Exercise task: Copy out exactly the lines from the one containing "Parse this screenshot: output" through the end of the records, and no pictures.

Available data:
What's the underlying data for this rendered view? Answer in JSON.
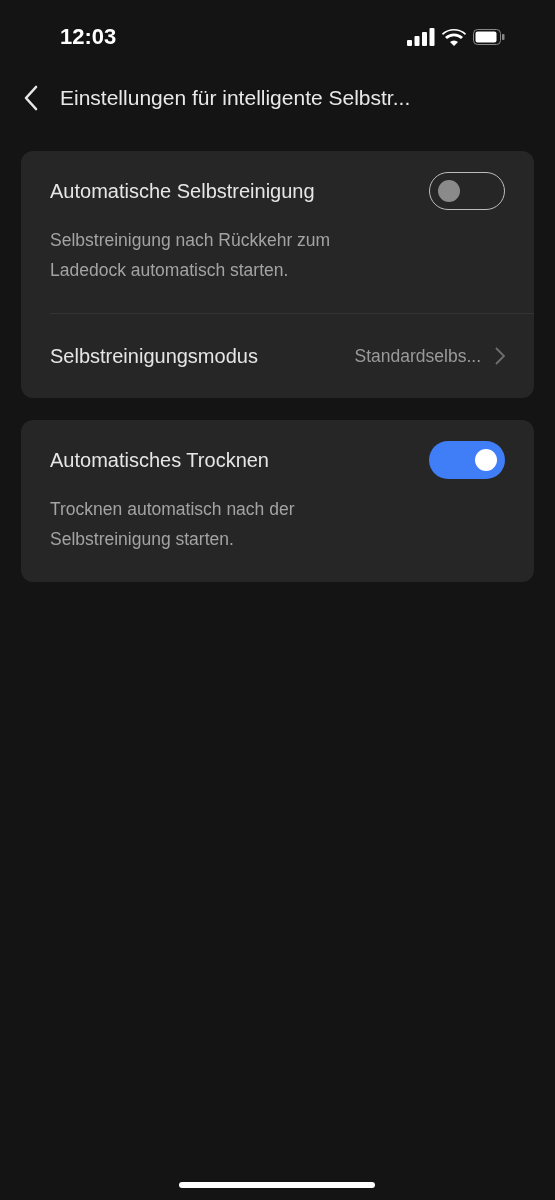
{
  "status_bar": {
    "time": "12:03"
  },
  "header": {
    "title": "Einstellungen für intelligente Selbstr..."
  },
  "cards": [
    {
      "rows": [
        {
          "kind": "toggle",
          "title": "Automatische Selbstreinigung",
          "on": false,
          "description": "Selbstreinigung nach Rückkehr zum Ladedock automatisch starten."
        },
        {
          "kind": "link",
          "title": "Selbstreinigungsmodus",
          "value": "Standardselbs..."
        }
      ]
    },
    {
      "rows": [
        {
          "kind": "toggle",
          "title": "Automatisches Trocknen",
          "on": true,
          "description": "Trocknen automatisch nach der Selbstreinigung starten."
        }
      ]
    }
  ]
}
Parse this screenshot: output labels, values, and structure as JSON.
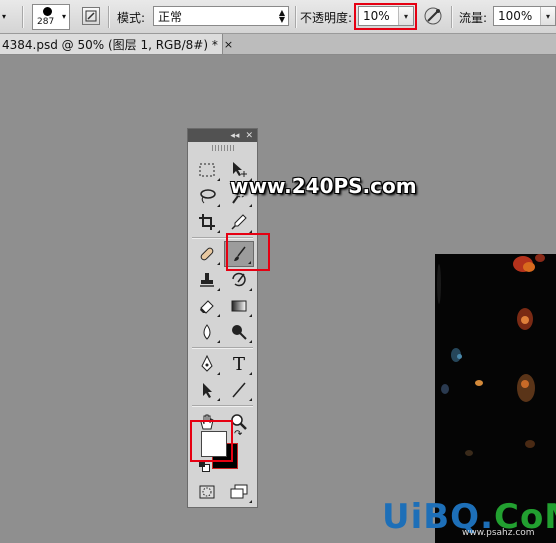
{
  "options_bar": {
    "brush_size": "287",
    "mode_label": "模式:",
    "mode_value": "正常",
    "opacity_label": "不透明度:",
    "opacity_value": "10%",
    "flow_label": "流量:",
    "flow_value": "100%"
  },
  "document_tab": {
    "title": "4384.psd @ 50% (图层 1, RGB/8#) *",
    "close": "×"
  },
  "tools_panel": {
    "collapse": "◂◂",
    "close": "✕",
    "type_tool_glyph": "T",
    "active_tool": "brush-tool",
    "foreground_color": "#ffffff",
    "background_color": "#000000"
  },
  "watermarks": {
    "site": "www.240PS.com",
    "logo_part1": "UiBQ.",
    "logo_part2": "CoM",
    "logo_sub": "www.psahz.com"
  },
  "colors": {
    "highlight": "#e60012"
  }
}
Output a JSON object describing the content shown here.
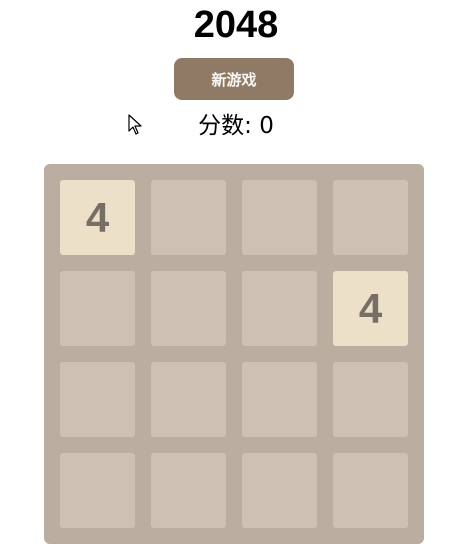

Written reply:
Parse this screenshot: output labels, values, and structure as JSON.
{
  "options_bar": {
    "brush_size": "287",
    "mode_label": "模式:",
    "mode_value": "正常",
    "opacity_label": "不透明度:",
    "opacity_value": "10%",
    "flow_label": "流量:",
    "flow_value": "100%"
  },
  "document_tab": {
    "title": "4384.psd @ 50% (图层 1, RGB/8#) *",
    "close": "×"
  },
  "tools_panel": {
    "collapse": "◂◂",
    "close": "✕",
    "type_tool_glyph": "T",
    "active_tool": "brush-tool",
    "foreground_color": "#ffffff",
    "background_color": "#000000"
  },
  "watermarks": {
    "site": "www.240PS.com",
    "logo_part1": "UiBQ.",
    "logo_part2": "CoM",
    "logo_sub": "www.psahz.com"
  },
  "colors": {
    "highlight": "#e60012"
  }
}
Output a JSON object describing the content shown here.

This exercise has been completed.